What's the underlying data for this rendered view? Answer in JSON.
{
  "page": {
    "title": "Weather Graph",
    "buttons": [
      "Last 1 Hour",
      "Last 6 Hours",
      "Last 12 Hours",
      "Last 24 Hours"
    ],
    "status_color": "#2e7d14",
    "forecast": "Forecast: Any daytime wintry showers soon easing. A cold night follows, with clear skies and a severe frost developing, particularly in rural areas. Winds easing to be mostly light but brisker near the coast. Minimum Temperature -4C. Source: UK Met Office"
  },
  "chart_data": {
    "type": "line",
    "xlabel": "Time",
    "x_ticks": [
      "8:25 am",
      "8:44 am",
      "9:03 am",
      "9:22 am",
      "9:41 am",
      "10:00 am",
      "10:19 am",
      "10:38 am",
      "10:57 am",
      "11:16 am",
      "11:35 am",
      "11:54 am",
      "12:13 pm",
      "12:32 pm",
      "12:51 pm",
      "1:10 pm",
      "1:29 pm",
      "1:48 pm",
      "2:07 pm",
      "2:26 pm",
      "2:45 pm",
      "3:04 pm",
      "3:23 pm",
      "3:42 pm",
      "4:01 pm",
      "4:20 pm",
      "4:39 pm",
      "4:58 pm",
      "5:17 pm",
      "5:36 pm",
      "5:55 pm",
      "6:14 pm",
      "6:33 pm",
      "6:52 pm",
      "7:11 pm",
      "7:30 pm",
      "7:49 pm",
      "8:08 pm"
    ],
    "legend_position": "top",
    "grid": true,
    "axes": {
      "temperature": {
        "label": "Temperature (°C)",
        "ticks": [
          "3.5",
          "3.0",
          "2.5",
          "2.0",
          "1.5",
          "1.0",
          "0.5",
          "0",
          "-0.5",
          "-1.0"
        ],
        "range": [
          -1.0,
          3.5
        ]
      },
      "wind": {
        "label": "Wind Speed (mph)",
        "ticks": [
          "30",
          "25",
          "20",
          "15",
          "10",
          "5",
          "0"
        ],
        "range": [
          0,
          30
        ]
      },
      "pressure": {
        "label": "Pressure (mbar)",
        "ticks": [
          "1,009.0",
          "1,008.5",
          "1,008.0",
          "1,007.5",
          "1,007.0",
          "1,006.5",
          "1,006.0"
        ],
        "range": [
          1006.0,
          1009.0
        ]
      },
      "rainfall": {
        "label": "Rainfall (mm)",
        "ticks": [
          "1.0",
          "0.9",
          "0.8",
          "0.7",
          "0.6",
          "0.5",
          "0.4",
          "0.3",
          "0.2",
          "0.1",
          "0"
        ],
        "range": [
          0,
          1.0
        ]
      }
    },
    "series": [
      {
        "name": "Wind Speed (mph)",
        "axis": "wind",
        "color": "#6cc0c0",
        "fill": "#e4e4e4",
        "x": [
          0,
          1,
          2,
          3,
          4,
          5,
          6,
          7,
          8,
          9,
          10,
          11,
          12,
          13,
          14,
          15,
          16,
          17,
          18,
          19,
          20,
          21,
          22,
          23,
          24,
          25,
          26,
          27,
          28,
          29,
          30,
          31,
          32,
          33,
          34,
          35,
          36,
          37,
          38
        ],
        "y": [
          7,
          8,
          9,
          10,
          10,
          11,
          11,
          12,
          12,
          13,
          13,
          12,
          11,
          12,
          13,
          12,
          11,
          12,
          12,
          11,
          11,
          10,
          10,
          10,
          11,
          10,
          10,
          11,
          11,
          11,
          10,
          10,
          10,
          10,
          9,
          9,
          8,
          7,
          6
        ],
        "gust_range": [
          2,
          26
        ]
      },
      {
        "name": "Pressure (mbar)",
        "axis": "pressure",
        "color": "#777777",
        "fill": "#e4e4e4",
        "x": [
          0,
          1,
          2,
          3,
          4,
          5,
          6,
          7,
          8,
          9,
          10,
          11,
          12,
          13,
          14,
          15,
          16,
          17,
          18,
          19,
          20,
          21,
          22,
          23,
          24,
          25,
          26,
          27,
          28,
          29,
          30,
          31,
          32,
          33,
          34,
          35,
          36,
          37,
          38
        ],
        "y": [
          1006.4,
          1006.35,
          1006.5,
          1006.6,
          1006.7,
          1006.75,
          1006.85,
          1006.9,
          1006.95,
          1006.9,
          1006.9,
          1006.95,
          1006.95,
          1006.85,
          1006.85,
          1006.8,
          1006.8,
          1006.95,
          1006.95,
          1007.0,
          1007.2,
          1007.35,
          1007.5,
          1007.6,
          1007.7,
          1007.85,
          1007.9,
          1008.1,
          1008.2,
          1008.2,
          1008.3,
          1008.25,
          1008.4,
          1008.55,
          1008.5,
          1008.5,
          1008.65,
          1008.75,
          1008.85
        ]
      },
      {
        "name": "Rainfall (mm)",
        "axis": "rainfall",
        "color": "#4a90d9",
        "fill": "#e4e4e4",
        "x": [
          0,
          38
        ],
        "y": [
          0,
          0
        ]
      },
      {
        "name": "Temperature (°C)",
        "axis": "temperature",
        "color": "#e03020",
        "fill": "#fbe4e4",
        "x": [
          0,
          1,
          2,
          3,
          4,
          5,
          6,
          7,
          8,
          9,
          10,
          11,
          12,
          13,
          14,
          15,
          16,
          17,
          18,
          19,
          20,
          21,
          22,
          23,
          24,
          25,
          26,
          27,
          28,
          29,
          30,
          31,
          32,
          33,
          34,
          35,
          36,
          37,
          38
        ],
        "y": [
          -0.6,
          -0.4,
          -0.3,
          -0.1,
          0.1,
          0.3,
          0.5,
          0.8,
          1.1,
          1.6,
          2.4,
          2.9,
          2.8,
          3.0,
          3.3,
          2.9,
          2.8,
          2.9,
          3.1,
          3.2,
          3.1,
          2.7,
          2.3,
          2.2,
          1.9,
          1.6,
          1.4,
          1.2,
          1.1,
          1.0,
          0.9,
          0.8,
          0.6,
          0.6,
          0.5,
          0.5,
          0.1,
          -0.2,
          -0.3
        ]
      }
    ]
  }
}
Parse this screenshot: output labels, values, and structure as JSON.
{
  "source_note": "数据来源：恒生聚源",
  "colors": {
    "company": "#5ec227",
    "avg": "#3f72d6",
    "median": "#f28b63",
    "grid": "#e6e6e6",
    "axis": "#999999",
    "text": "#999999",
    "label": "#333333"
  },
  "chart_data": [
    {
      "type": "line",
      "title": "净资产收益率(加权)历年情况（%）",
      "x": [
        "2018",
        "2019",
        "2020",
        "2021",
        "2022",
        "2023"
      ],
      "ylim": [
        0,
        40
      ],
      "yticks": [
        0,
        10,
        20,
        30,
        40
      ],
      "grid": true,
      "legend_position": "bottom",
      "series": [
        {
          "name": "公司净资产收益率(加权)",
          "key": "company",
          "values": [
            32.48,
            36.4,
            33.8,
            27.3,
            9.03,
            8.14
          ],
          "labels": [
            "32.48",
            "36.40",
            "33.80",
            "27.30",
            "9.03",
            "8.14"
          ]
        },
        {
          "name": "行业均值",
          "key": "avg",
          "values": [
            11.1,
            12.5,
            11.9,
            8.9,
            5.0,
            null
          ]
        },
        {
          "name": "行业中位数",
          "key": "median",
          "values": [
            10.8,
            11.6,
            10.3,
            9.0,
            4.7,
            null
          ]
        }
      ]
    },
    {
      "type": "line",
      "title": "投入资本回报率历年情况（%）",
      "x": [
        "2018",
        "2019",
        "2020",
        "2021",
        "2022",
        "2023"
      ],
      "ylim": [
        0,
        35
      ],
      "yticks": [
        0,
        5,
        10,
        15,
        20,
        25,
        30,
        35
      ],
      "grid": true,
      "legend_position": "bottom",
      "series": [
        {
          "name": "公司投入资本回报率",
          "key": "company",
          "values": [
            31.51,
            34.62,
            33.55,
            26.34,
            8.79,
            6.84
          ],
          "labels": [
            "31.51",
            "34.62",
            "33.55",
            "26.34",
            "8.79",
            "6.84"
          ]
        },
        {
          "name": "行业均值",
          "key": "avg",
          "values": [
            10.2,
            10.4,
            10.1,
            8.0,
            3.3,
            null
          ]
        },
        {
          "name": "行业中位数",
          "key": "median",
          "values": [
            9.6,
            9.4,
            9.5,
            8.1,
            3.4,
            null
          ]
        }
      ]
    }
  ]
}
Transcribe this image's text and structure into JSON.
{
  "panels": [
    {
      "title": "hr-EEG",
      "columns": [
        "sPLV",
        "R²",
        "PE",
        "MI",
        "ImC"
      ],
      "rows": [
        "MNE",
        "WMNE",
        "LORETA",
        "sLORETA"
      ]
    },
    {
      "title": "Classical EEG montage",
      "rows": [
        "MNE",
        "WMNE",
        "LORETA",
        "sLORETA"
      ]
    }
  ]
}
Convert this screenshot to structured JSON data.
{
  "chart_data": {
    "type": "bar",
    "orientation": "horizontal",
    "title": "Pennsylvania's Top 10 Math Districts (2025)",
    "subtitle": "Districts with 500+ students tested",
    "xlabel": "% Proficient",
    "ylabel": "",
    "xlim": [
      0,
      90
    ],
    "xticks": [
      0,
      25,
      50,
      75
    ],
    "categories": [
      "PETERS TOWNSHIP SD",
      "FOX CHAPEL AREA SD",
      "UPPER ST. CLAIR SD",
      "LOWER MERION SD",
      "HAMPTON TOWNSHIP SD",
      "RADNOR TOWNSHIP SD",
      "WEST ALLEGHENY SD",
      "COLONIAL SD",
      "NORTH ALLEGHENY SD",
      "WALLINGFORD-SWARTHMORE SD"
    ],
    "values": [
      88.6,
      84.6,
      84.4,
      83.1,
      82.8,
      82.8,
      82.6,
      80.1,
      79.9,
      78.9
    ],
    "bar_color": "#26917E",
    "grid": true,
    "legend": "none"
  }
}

Exercise details
Count how many lines above include the word "JSON" and answer with that figure only.

Full answer
4